> [REQUIRED TASK]: Your task is to copy every line of this material exactly.

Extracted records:
------------------------------

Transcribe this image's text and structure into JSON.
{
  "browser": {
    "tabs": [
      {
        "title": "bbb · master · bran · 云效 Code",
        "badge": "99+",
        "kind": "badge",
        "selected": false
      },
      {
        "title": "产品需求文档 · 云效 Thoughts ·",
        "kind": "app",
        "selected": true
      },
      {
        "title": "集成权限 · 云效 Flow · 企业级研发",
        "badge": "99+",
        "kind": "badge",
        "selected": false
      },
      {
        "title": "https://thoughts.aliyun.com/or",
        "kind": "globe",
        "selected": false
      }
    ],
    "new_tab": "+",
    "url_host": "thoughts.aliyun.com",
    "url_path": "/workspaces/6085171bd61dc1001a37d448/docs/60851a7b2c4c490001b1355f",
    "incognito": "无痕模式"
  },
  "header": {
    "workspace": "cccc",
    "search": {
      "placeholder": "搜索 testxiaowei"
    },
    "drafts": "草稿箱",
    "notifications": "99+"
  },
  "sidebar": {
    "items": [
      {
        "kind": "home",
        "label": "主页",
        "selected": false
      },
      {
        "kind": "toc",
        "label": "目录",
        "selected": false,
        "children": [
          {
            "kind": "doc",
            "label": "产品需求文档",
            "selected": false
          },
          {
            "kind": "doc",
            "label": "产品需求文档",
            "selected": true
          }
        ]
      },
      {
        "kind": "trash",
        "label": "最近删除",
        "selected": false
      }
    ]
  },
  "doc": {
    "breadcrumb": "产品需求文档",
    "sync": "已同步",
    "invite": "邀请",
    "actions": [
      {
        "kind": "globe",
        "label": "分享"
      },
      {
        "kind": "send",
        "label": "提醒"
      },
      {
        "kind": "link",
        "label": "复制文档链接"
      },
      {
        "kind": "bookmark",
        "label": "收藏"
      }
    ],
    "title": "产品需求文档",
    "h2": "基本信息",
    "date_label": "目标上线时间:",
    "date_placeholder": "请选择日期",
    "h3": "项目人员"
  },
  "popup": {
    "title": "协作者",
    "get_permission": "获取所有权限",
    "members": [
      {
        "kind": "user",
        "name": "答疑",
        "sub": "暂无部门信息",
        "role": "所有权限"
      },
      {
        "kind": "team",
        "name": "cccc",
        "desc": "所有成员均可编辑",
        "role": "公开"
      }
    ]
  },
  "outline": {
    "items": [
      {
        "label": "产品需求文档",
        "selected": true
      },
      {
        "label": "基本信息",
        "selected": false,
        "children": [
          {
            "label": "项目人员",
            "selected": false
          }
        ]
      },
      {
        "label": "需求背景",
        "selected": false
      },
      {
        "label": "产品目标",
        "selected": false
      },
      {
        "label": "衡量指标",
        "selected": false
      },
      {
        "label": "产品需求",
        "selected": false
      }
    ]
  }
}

------------------------------

> [RESPONSE TO THE EXERCISE]:
Transcribe this image's text and structure into JSON.
{
  "browser": {
    "tabs": [
      {
        "title": "bbb · master · bran · 云效 Code",
        "badge": "99+",
        "kind": "badge",
        "selected": false
      },
      {
        "title": "产品需求文档 · 云效 Thoughts ·",
        "kind": "app",
        "selected": true
      },
      {
        "title": "集成权限 · 云效 Flow · 企业级研发",
        "badge": "99+",
        "kind": "badge",
        "selected": false
      },
      {
        "title": "https://thoughts.aliyun.com/or",
        "kind": "globe",
        "selected": false
      }
    ],
    "new_tab": "+",
    "url_host": "thoughts.aliyun.com",
    "url_path": "/workspaces/6085171bd61dc1001a37d448/docs/60851a7b2c4c490001b1355f",
    "incognito": "无痕模式"
  },
  "header": {
    "workspace": "cccc",
    "search": {
      "placeholder": "搜索 testxiaowei"
    },
    "drafts": "草稿箱",
    "notifications": "99+"
  },
  "sidebar": {
    "items": [
      {
        "kind": "home",
        "label": "主页",
        "selected": false
      },
      {
        "kind": "toc",
        "label": "目录",
        "selected": false,
        "children": [
          {
            "kind": "doc",
            "label": "产品需求文档",
            "selected": false
          },
          {
            "kind": "doc",
            "label": "产品需求文档",
            "selected": true
          }
        ]
      },
      {
        "kind": "trash",
        "label": "最近删除",
        "selected": false
      }
    ]
  },
  "doc": {
    "breadcrumb": "产品需求文档",
    "sync": "已同步",
    "invite": "邀请",
    "actions": [
      {
        "kind": "globe",
        "label": "分享"
      },
      {
        "kind": "send",
        "label": "提醒"
      },
      {
        "kind": "link",
        "label": "复制文档链接"
      },
      {
        "kind": "bookmark",
        "label": "收藏"
      }
    ],
    "title": "产品需求文档",
    "h2": "基本信息",
    "date_label": "目标上线时间:",
    "date_placeholder": "请选择日期",
    "h3": "项目人员"
  },
  "popup": {
    "title": "协作者",
    "get_permission": "获取所有权限",
    "members": [
      {
        "kind": "user",
        "name": "答疑",
        "sub": "暂无部门信息",
        "role": "所有权限"
      },
      {
        "kind": "team",
        "name": "cccc",
        "desc": "所有成员均可编辑",
        "role": "公开"
      }
    ]
  },
  "outline": {
    "items": [
      {
        "label": "产品需求文档",
        "selected": true
      },
      {
        "label": "基本信息",
        "selected": false,
        "children": [
          {
            "label": "项目人员",
            "selected": false
          }
        ]
      },
      {
        "label": "需求背景",
        "selected": false
      },
      {
        "label": "产品目标",
        "selected": false
      },
      {
        "label": "衡量指标",
        "selected": false
      },
      {
        "label": "产品需求",
        "selected": false
      }
    ]
  }
}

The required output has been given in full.